- _Exercise inputs_
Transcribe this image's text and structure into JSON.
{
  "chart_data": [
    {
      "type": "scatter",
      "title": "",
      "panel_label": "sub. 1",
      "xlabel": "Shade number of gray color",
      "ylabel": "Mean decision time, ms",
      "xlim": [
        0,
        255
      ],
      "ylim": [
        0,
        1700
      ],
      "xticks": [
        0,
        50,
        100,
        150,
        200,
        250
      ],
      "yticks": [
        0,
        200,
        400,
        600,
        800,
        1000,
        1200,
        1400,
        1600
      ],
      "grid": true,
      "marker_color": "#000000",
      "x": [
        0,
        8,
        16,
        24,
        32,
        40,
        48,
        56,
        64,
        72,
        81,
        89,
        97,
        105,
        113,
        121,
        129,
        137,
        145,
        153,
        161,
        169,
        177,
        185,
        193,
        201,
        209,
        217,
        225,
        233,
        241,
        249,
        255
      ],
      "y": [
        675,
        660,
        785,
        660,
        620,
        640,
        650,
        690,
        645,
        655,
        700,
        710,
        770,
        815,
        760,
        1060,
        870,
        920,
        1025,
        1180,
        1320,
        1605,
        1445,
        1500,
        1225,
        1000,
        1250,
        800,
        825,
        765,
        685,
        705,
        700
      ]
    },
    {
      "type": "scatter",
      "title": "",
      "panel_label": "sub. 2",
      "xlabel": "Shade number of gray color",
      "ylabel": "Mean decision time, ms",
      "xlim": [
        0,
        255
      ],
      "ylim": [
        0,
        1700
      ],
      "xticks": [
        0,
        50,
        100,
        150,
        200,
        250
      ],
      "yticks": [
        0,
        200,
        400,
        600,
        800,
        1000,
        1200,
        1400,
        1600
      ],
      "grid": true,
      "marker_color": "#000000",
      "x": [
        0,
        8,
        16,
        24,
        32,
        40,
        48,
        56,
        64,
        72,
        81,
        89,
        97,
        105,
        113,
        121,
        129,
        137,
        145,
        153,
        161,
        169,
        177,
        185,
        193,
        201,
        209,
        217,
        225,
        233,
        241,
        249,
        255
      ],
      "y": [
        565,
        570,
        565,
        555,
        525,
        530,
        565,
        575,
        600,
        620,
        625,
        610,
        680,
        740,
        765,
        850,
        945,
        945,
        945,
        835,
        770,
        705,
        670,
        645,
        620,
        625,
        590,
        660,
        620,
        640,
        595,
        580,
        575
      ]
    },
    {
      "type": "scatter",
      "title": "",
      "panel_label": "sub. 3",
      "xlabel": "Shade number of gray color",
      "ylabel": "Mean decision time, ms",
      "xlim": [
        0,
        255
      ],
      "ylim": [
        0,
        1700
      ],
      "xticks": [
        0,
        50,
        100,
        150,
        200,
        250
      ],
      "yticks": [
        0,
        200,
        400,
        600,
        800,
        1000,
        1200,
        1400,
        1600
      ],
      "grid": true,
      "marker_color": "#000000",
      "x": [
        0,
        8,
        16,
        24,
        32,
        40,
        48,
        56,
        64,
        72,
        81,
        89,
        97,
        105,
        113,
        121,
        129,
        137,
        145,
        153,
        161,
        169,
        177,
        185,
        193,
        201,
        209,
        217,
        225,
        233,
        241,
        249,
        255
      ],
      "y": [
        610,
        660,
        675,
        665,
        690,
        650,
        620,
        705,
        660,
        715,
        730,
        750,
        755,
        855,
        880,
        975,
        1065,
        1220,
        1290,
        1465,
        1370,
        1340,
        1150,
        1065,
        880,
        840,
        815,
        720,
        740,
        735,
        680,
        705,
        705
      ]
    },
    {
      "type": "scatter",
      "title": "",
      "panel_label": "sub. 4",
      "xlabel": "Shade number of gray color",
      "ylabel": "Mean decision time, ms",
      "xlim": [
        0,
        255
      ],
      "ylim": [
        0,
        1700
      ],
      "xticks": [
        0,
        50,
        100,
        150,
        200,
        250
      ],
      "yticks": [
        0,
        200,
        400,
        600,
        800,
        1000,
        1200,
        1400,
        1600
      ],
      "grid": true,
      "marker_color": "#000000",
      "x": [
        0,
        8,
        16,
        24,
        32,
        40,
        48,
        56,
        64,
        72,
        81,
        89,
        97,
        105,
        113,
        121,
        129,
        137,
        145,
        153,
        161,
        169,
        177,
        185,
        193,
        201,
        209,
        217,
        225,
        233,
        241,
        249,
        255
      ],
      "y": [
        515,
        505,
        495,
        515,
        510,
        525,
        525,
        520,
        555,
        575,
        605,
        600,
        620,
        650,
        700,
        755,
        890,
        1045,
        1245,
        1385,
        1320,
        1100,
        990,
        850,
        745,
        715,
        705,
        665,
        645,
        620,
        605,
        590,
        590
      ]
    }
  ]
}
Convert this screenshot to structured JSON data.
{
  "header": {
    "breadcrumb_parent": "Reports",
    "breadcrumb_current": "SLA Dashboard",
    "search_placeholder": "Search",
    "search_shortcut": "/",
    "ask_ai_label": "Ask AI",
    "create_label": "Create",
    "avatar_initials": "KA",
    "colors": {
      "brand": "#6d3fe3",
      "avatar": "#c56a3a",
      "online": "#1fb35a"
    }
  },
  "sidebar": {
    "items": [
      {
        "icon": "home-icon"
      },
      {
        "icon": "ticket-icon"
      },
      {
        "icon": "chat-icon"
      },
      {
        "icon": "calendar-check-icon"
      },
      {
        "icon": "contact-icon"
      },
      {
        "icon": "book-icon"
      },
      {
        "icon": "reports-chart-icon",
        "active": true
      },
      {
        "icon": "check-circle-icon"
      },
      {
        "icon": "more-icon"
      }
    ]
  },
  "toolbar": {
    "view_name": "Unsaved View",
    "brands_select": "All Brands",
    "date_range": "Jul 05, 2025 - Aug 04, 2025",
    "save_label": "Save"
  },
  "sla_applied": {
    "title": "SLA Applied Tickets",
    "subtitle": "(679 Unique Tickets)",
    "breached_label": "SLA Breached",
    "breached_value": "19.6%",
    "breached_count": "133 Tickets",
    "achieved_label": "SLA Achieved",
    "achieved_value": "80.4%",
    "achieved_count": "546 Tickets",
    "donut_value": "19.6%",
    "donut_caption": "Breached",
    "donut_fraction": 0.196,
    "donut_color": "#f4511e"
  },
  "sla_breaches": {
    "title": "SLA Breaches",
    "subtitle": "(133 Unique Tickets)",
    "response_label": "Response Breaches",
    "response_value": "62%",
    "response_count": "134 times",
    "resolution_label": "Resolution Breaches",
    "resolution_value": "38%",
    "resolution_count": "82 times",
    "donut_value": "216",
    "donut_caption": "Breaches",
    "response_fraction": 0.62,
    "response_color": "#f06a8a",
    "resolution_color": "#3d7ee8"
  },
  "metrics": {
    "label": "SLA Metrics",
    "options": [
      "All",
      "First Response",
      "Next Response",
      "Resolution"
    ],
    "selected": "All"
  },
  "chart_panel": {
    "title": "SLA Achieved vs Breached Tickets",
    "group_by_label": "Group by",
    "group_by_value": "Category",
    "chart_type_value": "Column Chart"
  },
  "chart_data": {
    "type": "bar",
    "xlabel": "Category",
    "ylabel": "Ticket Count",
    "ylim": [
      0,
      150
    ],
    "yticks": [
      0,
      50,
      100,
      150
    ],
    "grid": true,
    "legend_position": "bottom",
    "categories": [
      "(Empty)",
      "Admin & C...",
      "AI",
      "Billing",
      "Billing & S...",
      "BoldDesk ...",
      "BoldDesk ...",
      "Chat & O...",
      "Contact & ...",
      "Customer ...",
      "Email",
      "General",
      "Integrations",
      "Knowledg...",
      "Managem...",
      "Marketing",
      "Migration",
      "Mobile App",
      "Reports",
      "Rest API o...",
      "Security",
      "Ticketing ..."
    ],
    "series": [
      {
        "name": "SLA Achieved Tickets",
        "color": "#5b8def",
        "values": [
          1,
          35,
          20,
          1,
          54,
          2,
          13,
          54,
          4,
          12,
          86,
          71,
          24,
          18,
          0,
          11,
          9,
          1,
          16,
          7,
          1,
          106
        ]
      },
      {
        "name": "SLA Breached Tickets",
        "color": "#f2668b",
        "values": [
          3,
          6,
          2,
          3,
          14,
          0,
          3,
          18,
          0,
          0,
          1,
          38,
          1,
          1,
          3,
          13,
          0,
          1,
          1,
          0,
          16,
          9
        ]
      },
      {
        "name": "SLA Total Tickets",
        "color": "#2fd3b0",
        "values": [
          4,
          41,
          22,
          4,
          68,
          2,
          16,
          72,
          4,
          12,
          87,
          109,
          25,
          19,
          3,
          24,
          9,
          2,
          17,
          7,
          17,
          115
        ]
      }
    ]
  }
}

- _Exercise description_
Go through the listing above and pull out each line containing the word "Unique".

- _Right answer_
    "subtitle": "(679 Unique Tickets)",
    "subtitle": "(133 Unique Tickets)",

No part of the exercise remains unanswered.